Entrevista a Pablo Iglesias en El Salto - 5

Opinión
Tráiganme la cabeza de Pablo Iglesias (o del que sea)

La democracia, pensaba Cánovas, suponía el mayor enemigo que habían conocido la monarquía y la propiedad privada.

Doctor en Historia y profesor de filosofía

14 jul 2022 06:00

Aunque el parecido de esta historia con la del filme Bring Me the Head of Alfredo García (1974) es casi ninguno, en ambas hay un cacique ordenando que le traigan una cabeza para decorar su mesa de nogal o de mármol. Si en el espeluznante filme de Sam Peckinpah la sangre salpica nuestro espanto, en el de Pablo Iglesias no se usan balas ni cunetas, impensables dentro de la Unión Europea, sino querellas, titulares y chorros de tinta. Al fin y al cabo, Al Rojo Muerto es para todos los públicos. 

Cortarle las alas a un tribuno de la plebe es propio de cualquier Estado que se precie, sea éste el Senado romano apaleando a Tiberio Graco, sea la República italiana impidiendo el acceso del PCI al gobierno por cualquier medio. Exigir cabezas es una prerrogativa de los palcos y los reservados. No es preciso ningún esquema conspiranoico para entender el funcionamiento del Estado. El fin, dirá algún Maquiavelo de asador madrileño, justifica los medios. Y el fin de todo Estado, de toda Corte y entramado de negocios, es garantizar que nada cambie para que todo siga el mismo paso. 

En el Reino de España, el de la democracia plena en la que no suceden estas cosas, esa red de intereses ha tendido siempre a la fibrilación apocalíptica. Podríamos decir que todo empezó en los tiempos de Antonio Cánovas del Castillo, considerado por la derecha como un padre de la patria. Él fue el arquitecto de la Restauración borbónica (1874-1931), la de Alfonso XII y Alfonso XIII, que construyó contra la experiencia eléctrica y apabullante de la I República (1873-1874). Durante su breve tiempo de vida, España conoció un proyecto de constitución democrática, social y federal, por un lado, y un intento de revolución cantonal, por el otro. Ambos procesos fueron liquidados por las armas, como sucedió, por ejemplo, en Cádiz o Cartagena, y enterrados por la dictadura del general Serrano, un espadón oportunista.
+++++
● Tarea escrita 1:
¿Entre qué años duró la Restauración borbónica según el artículo sobre Pablo Iglesias?
Las entradas no guardan ninguna relación con el artículo.
+++++
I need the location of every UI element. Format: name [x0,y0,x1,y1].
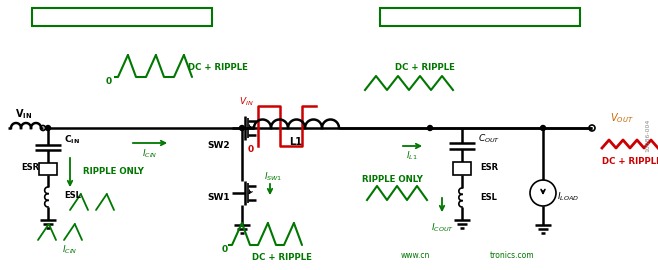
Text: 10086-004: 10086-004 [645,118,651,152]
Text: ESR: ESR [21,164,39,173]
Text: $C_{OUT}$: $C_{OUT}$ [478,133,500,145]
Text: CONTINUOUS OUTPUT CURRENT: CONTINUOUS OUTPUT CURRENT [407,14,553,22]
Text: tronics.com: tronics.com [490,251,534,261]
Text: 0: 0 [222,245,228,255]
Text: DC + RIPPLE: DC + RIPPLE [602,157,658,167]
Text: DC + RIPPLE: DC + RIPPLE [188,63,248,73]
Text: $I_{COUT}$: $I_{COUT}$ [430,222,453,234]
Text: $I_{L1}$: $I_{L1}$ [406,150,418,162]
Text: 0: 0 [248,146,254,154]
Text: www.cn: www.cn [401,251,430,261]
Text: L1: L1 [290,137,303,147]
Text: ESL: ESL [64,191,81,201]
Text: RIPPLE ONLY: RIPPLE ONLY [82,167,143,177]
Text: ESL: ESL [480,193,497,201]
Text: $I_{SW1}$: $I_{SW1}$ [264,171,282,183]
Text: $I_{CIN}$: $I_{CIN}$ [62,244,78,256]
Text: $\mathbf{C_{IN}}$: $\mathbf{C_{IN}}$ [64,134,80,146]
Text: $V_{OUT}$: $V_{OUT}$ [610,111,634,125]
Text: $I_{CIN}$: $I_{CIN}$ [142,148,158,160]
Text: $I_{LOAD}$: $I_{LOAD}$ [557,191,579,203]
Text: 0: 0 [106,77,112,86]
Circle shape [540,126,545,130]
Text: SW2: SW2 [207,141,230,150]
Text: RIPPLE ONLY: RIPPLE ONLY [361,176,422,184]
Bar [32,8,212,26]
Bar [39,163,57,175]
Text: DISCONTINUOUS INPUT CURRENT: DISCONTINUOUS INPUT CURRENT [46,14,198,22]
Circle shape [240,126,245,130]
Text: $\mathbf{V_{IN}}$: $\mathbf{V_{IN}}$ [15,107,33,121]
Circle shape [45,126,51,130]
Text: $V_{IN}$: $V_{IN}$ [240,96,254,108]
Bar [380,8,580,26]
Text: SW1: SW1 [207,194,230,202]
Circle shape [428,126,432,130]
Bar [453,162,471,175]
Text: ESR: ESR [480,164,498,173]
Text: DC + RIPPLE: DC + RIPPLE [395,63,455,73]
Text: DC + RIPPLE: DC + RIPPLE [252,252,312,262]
+++++
● Tarea escrita 2:
Reescribe como lista numerada las entradas, empezando en la línea que contiene "Text: 10086-004: 10086-004 [645,118,651,152]" y terminando en la que contiene "Circle shape [240,126,245,130]", ambas incluidas y sin las líneas en blanco.

● Respuesta correcta 1:
De 1874 a 1931.

● Respuesta correcta 2:
1. Text: 10086-004: 10086-004 [645,118,651,152]
2. Text: ESR: ESR [21,164,39,173]
3. Text: $C_{OUT}$: $C_{OUT}$ [478,133,500,145]
4. Text: CONTINUOUS OUTPUT CURRENT: CONTINUOUS OUTPUT CURRENT [407,14,553,22]
5. Text: tronics.com: tronics.com [490,251,534,261]
6. Text: 0: 0 [222,245,228,255]
7. Text: DC + RIPPLE: DC + RIPPLE [602,157,658,167]
8. Text: DC + RIPPLE: DC + RIPPLE [188,63,248,73]
9. Text: $I_{COUT}$: $I_{COUT}$ [430,222,453,234]
10. Text: $I_{L1}$: $I_{L1}$ [406,150,418,162]
11. Text: 0: 0 [248,146,254,154]
12. Text: www.cn: www.cn [401,251,430,261]
13. Text: L1: L1 [290,137,303,147]
14. Text: ESL: ESL [64,191,81,201]
15. Text: RIPPLE ONLY: RIPPLE ONLY [82,167,143,177]
16. Text: ESL: ESL [480,193,497,201]
17. Text: $I_{SW1}$: $I_{SW1}$ [264,171,282,183]
18. Text: $I_{CIN}$: $I_{CIN}$ [62,244,78,256]
19. Text: $\mathbf{C_{IN}}$: $\mathbf{C_{IN}}$ [64,134,80,146]
20. Text: $V_{OUT}$: $V_{OUT}$ [610,111,634,125]
21. Text: $I_{CIN}$: $I_{CIN}$ [142,148,158,160]
22. Text: $I_{LOAD}$: $I_{LOAD}$ [557,191,579,203]
23. Text: 0: 0 [106,77,112,86]
24. Circle shape [540,126,545,130]
25. Text: SW2: SW2 [207,141,230,150]
26. Text: RIPPLE ONLY: RIPPLE ONLY [361,176,422,184]
27. Bar [32,8,212,26]
28. Bar [39,163,57,175]
29. Text: DISCONTINUOUS INPUT CURRENT: DISCONTINUOUS INPUT CURRENT [46,14,198,22]
30. Circle shape [240,126,245,130]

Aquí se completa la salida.